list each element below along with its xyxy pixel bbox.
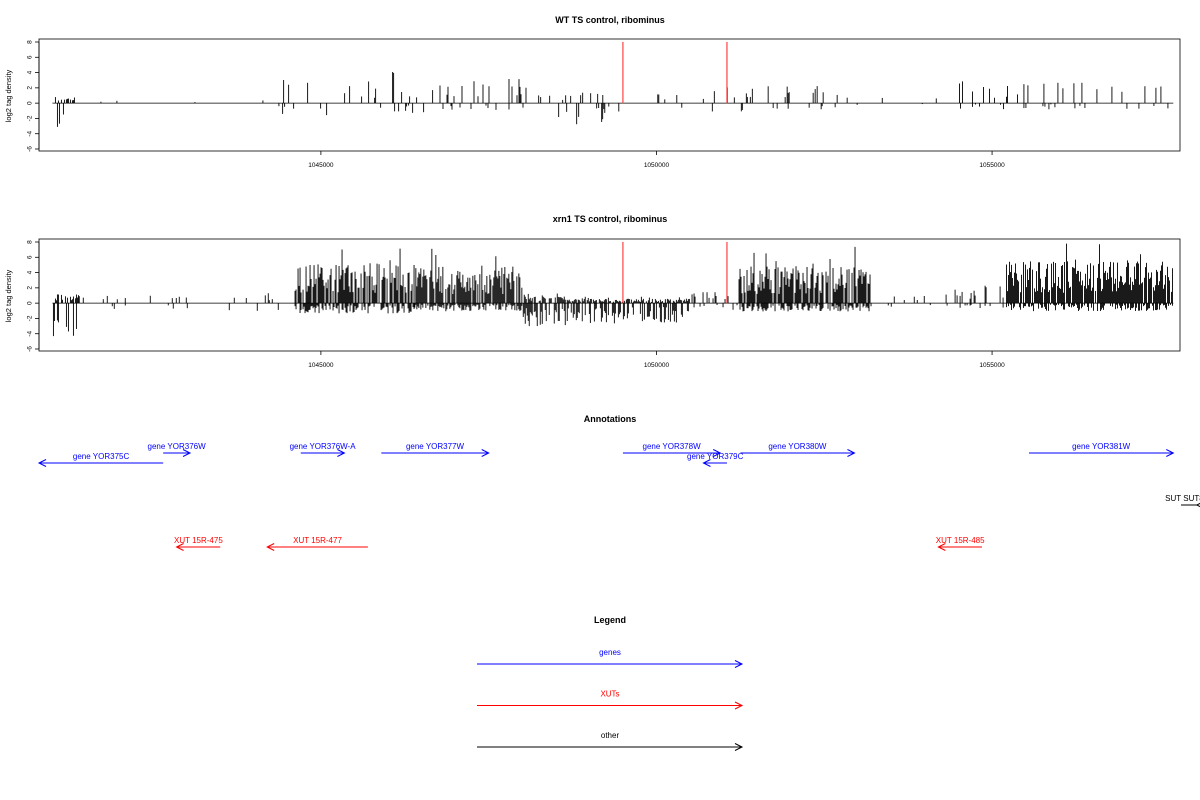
xrn1-panel-title: xrn1 TS control, ribominus: [553, 214, 668, 224]
x-tick-label: 1055000: [979, 362, 1005, 369]
feature-label: XUT 15R-475: [174, 536, 223, 545]
feature-label: XUT 15R-477: [293, 536, 342, 545]
x-tick-label: 1055000: [979, 162, 1005, 169]
annotation-features: gene YOR375C gene YOR376W gene YOR376W-A ge…: [37, 442, 1200, 551]
annotation-feature: gene YOR376W-A: [290, 442, 357, 457]
y-tick-label: 6: [27, 55, 34, 59]
feature-arrow-head: [266, 543, 275, 551]
legend-label: genes: [599, 648, 621, 657]
feature-label: XUT 15R-485: [936, 536, 985, 545]
x-tick-label: 1050000: [644, 362, 670, 369]
y-tick-label: 8: [27, 240, 34, 244]
annotation-feature: gene YOR376W: [148, 442, 207, 457]
feature-arrow-head: [734, 701, 744, 710]
legend-item-other: other: [477, 731, 744, 751]
y-tick-label: 6: [27, 255, 34, 259]
feature-arrow-head: [182, 449, 192, 457]
legend-item-gene: genes: [477, 648, 744, 668]
x-tick-label: 1045000: [308, 162, 334, 169]
annotation-feature: SUT SUT801: [1165, 494, 1200, 508]
feature-label: gene YOR375C: [73, 452, 130, 461]
annotation-feature: XUT 15R-477: [266, 536, 368, 551]
annotation-feature: gene YOR379C: [687, 452, 744, 467]
y-tick-label: 4: [27, 270, 34, 274]
annotation-feature: gene YOR380W: [740, 442, 856, 457]
y-tick-label: -2: [27, 315, 34, 321]
feature-arrow-head: [175, 543, 184, 551]
x-tick-label: 1050000: [644, 162, 670, 169]
xrn1-y-axis: -6 -4 -2 0 2 4 6 8: [27, 240, 40, 352]
legend-items: genes XUTs other: [477, 648, 744, 751]
wt-y-axis-label: log2 tag density: [4, 69, 13, 122]
y-tick-label: -4: [27, 330, 34, 336]
legend-label: other: [601, 731, 620, 740]
legend-title: Legend: [594, 615, 626, 625]
feature-arrow-head: [1166, 449, 1175, 457]
wt-x-axis: 1045000 1050000 1055000: [308, 151, 1005, 169]
feature-arrow-head: [734, 660, 744, 668]
y-tick-label: -6: [27, 146, 34, 152]
wt-markers: [622, 42, 728, 104]
annotation-feature: gene YOR377W: [381, 442, 490, 457]
feature-label: gene YOR378W: [643, 442, 702, 451]
x-tick-label: 1045000: [308, 362, 334, 369]
wt-plot-frame: [38, 38, 1181, 152]
feature-arrow-head: [847, 449, 856, 457]
legend-item-xut: XUTs: [477, 690, 744, 710]
feature-arrow-head: [734, 743, 744, 751]
y-tick-label: 0: [27, 101, 34, 105]
feature-label: gene YOR380W: [768, 442, 827, 451]
xrn1-bars: [52, 243, 1174, 337]
xrn1-x-axis: 1045000 1050000 1055000: [308, 351, 1005, 369]
y-tick-label: -6: [27, 346, 34, 352]
annotation-feature: gene YOR381W: [1028, 442, 1175, 457]
feature-arrow-head: [702, 459, 711, 467]
y-tick-label: -4: [27, 130, 34, 136]
wt-panel-title: WT TS control, ribominus: [555, 15, 665, 25]
y-tick-label: 2: [27, 286, 34, 290]
feature-arrow-head: [713, 449, 722, 457]
xrn1-y-axis-label: log2 tag density: [4, 269, 13, 322]
feature-label: gene YOR376W: [148, 442, 207, 451]
y-tick-label: 8: [27, 40, 34, 44]
wt-y-axis: -6 -4 -2 0 2 4 6 8: [27, 40, 40, 152]
y-tick-label: 2: [27, 86, 34, 90]
wt-bars: [52, 72, 1174, 127]
feature-arrow-head: [937, 543, 946, 551]
y-tick-label: 0: [27, 301, 34, 305]
legend-label: XUTs: [600, 690, 619, 699]
xrn1-density-panel: xrn1 TS control, ribominus log2 tag dens…: [4, 214, 1181, 369]
annotation-feature: XUT 15R-485: [936, 536, 985, 551]
y-tick-label: -2: [27, 115, 34, 121]
feature-label: gene YOR381W: [1072, 442, 1131, 451]
feature-arrow-head: [1195, 502, 1200, 508]
legend-panel: Legend genes XUTs other: [477, 615, 744, 751]
feature-arrow-head: [37, 459, 47, 467]
feature-label: gene YOR379C: [687, 452, 744, 461]
annotation-feature: XUT 15R-475: [174, 536, 223, 551]
feature-arrow-head: [481, 449, 490, 457]
wt-density-panel: WT TS control, ribominus log2 tag densit…: [4, 15, 1181, 169]
y-tick-label: 4: [27, 70, 34, 74]
feature-label: gene YOR376W-A: [290, 442, 357, 451]
feature-label: gene YOR377W: [406, 442, 465, 451]
annotation-feature: gene YOR375C: [37, 452, 164, 467]
feature-label: SUT SUT801: [1165, 494, 1200, 503]
xrn1-markers: [622, 242, 728, 304]
feature-arrow-head: [337, 449, 346, 457]
annotation-feature: gene YOR378W: [622, 442, 722, 457]
annotations-title: Annotations: [584, 414, 637, 424]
++++++
Omit the pictures and print the listing exactly.

list each element below along with its xyxy pixel bbox.
xrn1-panel-title: xrn1 TS control, ribominus: [553, 214, 668, 224]
x-tick-label: 1055000: [979, 362, 1005, 369]
feature-label: XUT 15R-475: [174, 536, 223, 545]
feature-label: XUT 15R-477: [293, 536, 342, 545]
x-tick-label: 1055000: [979, 162, 1005, 169]
annotation-features: gene YOR375C gene YOR376W gene YOR376W-A ge…: [37, 442, 1200, 551]
annotation-feature: gene YOR376W-A: [290, 442, 357, 457]
y-tick-label: 6: [27, 55, 34, 59]
feature-arrow-head: [266, 543, 275, 551]
legend-label: genes: [599, 648, 621, 657]
feature-label: XUT 15R-485: [936, 536, 985, 545]
x-tick-label: 1050000: [644, 362, 670, 369]
y-tick-label: 8: [27, 240, 34, 244]
annotation-feature: gene YOR376W: [148, 442, 207, 457]
feature-arrow-head: [734, 701, 744, 710]
legend-item-other: other: [477, 731, 744, 751]
y-tick-label: 6: [27, 255, 34, 259]
feature-arrow-head: [182, 449, 192, 457]
legend-item-gene: genes: [477, 648, 744, 668]
x-tick-label: 1045000: [308, 162, 334, 169]
annotation-feature: SUT SUT801: [1165, 494, 1200, 508]
feature-label: gene YOR375C: [73, 452, 130, 461]
annotation-feature: XUT 15R-477: [266, 536, 368, 551]
annotation-feature: gene YOR379C: [687, 452, 744, 467]
y-tick-label: 4: [27, 270, 34, 274]
annotation-feature: gene YOR380W: [740, 442, 856, 457]
y-tick-label: -2: [27, 315, 34, 321]
feature-arrow-head: [175, 543, 184, 551]
x-tick-label: 1050000: [644, 162, 670, 169]
xrn1-y-axis: -6 -4 -2 0 2 4 6 8: [27, 240, 40, 352]
legend-items: genes XUTs other: [477, 648, 744, 751]
wt-y-axis-label: log2 tag density: [4, 69, 13, 122]
y-tick-label: -4: [27, 330, 34, 336]
legend-label: other: [601, 731, 620, 740]
legend-title: Legend: [594, 615, 626, 625]
feature-arrow-head: [1166, 449, 1175, 457]
wt-x-axis: 1045000 1050000 1055000: [308, 151, 1005, 169]
feature-arrow-head: [734, 660, 744, 668]
y-tick-label: -6: [27, 146, 34, 152]
wt-markers: [622, 42, 728, 104]
annotation-feature: gene YOR377W: [381, 442, 490, 457]
feature-label: gene YOR378W: [643, 442, 702, 451]
x-tick-label: 1045000: [308, 362, 334, 369]
wt-plot-frame: [38, 38, 1181, 152]
feature-arrow-head: [847, 449, 856, 457]
legend-item-xut: XUTs: [477, 690, 744, 710]
feature-arrow-head: [734, 743, 744, 751]
y-tick-label: 0: [27, 101, 34, 105]
feature-label: gene YOR380W: [768, 442, 827, 451]
xrn1-bars: [52, 243, 1174, 337]
xrn1-x-axis: 1045000 1050000 1055000: [308, 351, 1005, 369]
y-tick-label: -6: [27, 346, 34, 352]
annotation-feature: gene YOR381W: [1028, 442, 1175, 457]
feature-arrow-head: [702, 459, 711, 467]
y-tick-label: -4: [27, 130, 34, 136]
wt-panel-title: WT TS control, ribominus: [555, 15, 665, 25]
y-tick-label: 2: [27, 286, 34, 290]
feature-arrow-head: [713, 449, 722, 457]
xrn1-y-axis-label: log2 tag density: [4, 269, 13, 322]
feature-label: gene YOR376W: [148, 442, 207, 451]
y-tick-label: 8: [27, 40, 34, 44]
wt-y-axis: -6 -4 -2 0 2 4 6 8: [27, 40, 40, 152]
y-tick-label: 2: [27, 86, 34, 90]
wt-bars: [52, 72, 1174, 127]
feature-arrow-head: [937, 543, 946, 551]
y-tick-label: 0: [27, 301, 34, 305]
legend-label: XUTs: [600, 690, 619, 699]
xrn1-density-panel: xrn1 TS control, ribominus log2 tag dens…: [4, 214, 1181, 369]
annotation-feature: XUT 15R-485: [936, 536, 985, 551]
y-tick-label: -2: [27, 115, 34, 121]
feature-label: gene YOR381W: [1072, 442, 1131, 451]
feature-arrow-head: [1195, 502, 1200, 508]
legend-panel: Legend genes XUTs other: [477, 615, 744, 751]
feature-arrow-head: [37, 459, 47, 467]
feature-label: gene YOR379C: [687, 452, 744, 461]
annotation-feature: XUT 15R-475: [174, 536, 223, 551]
feature-arrow-head: [481, 449, 490, 457]
wt-density-panel: WT TS control, ribominus log2 tag densit…: [4, 15, 1181, 169]
y-tick-label: 4: [27, 70, 34, 74]
feature-label: gene YOR376W-A: [290, 442, 357, 451]
feature-label: gene YOR377W: [406, 442, 465, 451]
annotation-feature: gene YOR375C: [37, 452, 164, 467]
feature-label: SUT SUT801: [1165, 494, 1200, 503]
xrn1-markers: [622, 242, 728, 304]
feature-arrow-head: [337, 449, 346, 457]
annotation-feature: gene YOR378W: [622, 442, 722, 457]
annotations-title: Annotations: [584, 414, 637, 424]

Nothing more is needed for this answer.